Problem to solve » Find all the lines with "this" and gather them.

┌──

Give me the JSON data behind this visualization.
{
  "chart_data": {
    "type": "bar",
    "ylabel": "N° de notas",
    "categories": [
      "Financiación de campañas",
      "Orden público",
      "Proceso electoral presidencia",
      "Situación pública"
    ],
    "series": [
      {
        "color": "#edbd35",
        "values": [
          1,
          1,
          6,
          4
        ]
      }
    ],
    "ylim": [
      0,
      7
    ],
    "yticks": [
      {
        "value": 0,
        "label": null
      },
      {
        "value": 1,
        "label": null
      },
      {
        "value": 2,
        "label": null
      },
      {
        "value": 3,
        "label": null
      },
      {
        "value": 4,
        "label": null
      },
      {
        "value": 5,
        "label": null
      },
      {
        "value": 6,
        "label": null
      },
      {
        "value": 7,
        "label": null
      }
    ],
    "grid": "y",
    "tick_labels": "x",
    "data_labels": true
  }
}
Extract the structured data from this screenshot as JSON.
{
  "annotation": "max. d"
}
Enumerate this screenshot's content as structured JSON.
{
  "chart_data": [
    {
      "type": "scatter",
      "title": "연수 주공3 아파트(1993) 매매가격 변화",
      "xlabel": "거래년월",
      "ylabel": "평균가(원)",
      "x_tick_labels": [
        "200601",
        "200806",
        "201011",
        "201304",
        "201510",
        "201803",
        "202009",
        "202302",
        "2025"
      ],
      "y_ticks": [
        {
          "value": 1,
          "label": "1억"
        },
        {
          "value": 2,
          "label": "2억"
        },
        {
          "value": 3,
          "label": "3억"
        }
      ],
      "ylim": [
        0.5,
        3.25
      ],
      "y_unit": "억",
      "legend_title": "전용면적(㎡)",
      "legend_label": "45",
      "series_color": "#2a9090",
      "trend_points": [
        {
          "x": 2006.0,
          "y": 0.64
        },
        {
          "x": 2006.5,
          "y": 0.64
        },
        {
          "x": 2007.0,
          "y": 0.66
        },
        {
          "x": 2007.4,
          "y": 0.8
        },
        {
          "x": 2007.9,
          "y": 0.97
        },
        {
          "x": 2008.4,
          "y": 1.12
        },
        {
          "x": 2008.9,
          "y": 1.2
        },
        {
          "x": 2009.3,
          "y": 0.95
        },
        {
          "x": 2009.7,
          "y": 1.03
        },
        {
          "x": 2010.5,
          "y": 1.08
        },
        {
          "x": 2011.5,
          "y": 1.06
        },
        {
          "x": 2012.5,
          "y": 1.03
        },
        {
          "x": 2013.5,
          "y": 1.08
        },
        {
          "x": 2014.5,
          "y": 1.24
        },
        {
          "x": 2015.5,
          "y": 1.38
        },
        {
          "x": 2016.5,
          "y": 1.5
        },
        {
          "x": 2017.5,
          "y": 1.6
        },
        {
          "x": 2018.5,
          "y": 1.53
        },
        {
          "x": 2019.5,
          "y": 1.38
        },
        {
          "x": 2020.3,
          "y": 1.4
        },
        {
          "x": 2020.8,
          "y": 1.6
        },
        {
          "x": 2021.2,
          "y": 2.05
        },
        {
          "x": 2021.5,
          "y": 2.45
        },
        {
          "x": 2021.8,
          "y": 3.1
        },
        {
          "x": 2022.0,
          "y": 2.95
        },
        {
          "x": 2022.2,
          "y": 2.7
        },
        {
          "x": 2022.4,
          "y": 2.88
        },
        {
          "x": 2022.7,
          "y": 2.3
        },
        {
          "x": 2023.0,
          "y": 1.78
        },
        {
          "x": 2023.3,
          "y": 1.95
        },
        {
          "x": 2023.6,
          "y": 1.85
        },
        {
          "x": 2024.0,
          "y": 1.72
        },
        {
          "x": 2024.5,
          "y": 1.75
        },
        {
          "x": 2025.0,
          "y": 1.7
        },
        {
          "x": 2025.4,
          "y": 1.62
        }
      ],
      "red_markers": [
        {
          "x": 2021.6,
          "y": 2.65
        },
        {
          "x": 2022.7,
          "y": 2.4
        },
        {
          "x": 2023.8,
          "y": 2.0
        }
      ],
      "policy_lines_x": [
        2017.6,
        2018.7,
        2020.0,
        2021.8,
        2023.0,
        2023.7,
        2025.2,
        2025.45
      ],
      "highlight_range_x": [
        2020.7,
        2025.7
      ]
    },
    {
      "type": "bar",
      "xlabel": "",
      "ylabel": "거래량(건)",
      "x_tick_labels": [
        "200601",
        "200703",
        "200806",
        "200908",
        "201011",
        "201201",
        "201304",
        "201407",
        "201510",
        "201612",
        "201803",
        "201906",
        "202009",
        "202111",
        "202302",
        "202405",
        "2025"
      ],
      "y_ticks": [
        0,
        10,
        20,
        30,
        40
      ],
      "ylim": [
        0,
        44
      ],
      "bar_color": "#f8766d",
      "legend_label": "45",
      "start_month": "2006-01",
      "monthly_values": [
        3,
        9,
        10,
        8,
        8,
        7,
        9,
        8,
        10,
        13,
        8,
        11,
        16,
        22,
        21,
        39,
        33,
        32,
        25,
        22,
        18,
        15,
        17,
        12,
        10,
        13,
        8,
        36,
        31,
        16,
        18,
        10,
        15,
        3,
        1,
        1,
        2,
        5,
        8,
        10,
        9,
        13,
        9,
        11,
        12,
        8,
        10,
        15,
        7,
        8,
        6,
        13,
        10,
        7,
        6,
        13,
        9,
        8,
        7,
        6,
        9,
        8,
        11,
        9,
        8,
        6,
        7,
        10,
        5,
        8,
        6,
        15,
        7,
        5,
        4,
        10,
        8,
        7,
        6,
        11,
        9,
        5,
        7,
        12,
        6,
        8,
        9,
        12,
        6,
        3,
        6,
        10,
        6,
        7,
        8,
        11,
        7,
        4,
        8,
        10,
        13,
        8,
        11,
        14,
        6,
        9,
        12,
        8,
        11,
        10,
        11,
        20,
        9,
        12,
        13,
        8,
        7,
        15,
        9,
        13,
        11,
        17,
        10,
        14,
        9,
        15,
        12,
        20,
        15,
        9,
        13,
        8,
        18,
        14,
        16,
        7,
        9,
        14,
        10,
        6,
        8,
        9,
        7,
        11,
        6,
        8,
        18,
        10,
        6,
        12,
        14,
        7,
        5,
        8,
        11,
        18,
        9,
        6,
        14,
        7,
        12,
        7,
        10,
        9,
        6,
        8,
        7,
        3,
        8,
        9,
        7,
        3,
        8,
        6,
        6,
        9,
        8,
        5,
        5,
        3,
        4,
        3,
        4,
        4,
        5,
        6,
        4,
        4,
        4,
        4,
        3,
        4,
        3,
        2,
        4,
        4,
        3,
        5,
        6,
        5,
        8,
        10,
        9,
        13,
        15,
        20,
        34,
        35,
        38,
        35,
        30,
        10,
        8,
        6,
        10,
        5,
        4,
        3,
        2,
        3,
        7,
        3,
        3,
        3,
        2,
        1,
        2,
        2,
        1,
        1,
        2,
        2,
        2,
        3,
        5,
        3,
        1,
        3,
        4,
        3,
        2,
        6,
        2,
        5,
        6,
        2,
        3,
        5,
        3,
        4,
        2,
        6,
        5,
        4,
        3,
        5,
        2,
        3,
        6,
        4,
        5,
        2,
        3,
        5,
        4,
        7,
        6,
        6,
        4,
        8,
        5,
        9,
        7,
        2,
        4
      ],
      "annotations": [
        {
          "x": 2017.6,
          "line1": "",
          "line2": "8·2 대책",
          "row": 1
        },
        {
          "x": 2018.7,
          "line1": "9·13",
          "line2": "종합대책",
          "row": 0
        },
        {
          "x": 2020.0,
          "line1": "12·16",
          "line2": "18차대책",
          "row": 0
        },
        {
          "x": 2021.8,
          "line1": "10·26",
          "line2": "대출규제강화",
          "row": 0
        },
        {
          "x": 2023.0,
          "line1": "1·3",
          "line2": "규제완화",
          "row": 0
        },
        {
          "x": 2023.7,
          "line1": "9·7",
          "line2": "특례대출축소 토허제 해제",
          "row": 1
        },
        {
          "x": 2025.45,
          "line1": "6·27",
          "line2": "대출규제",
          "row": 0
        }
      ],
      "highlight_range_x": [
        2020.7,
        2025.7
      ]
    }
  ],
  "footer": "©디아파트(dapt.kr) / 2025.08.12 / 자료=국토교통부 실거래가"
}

└──

Complete output »
Give me the JSON data behind this visualization.
Extract the structured data from this screenshot as JSON.
Enumerate this screenshot's content as structured JSON.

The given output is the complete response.